WHAT TO PRODUCE. Give the entries again, word for word.

**** INFORMATION SHOWN

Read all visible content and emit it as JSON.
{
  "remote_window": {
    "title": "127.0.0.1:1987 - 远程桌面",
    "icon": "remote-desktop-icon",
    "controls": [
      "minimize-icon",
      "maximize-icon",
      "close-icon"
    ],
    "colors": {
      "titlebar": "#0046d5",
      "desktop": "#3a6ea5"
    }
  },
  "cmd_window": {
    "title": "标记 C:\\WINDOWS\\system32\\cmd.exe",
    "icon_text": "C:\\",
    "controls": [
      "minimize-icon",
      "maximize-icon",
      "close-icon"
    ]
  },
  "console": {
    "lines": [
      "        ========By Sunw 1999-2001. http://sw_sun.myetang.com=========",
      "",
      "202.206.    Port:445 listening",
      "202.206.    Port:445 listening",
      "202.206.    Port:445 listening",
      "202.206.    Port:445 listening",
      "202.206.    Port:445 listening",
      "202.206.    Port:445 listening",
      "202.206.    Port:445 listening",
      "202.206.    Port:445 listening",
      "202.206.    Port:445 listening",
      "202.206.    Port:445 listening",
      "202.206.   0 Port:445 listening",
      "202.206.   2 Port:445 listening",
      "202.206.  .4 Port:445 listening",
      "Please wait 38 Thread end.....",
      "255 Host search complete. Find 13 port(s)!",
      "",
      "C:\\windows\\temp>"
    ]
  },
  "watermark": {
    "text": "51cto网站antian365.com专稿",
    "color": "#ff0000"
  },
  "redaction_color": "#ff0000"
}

********

COMPLETED TASK.
Read all visible content and emit it as JSON.
{
  "remote_window": {
    "title": "127.0.0.1:1987 - 远程桌面",
    "icon": "remote-desktop-icon",
    "controls": [
      "minimize-icon",
      "maximize-icon",
      "close-icon"
    ],
    "colors": {
      "titlebar": "#0046d5",
      "desktop": "#3a6ea5"
    }
  },
  "cmd_window": {
    "title": "标记 C:\\WINDOWS\\system32\\cmd.exe",
    "icon_text": "C:\\",
    "controls": [
      "minimize-icon",
      "maximize-icon",
      "close-icon"
    ]
  },
  "console": {
    "lines": [
      "        ========By Sunw 1999-2001. http://sw_sun.myetang.com=========",
      "",
      "202.206.    Port:445 listening",
      "202.206.    Port:445 listening",
      "202.206.    Port:445 listening",
      "202.206.    Port:445 listening",
      "202.206.    Port:445 listening",
      "202.206.    Port:445 listening",
      "202.206.    Port:445 listening",
      "202.206.    Port:445 listening",
      "202.206.    Port:445 listening",
      "202.206.    Port:445 listening",
      "202.206.   0 Port:445 listening",
      "202.206.   2 Port:445 listening",
      "202.206.  .4 Port:445 listening",
      "Please wait 38 Thread end.....",
      "255 Host search complete. Find 13 port(s)!",
      "",
      "C:\\windows\\temp>"
    ]
  },
  "watermark": {
    "text": "51cto网站antian365.com专稿",
    "color": "#ff0000"
  },
  "redaction_color": "#ff0000"
}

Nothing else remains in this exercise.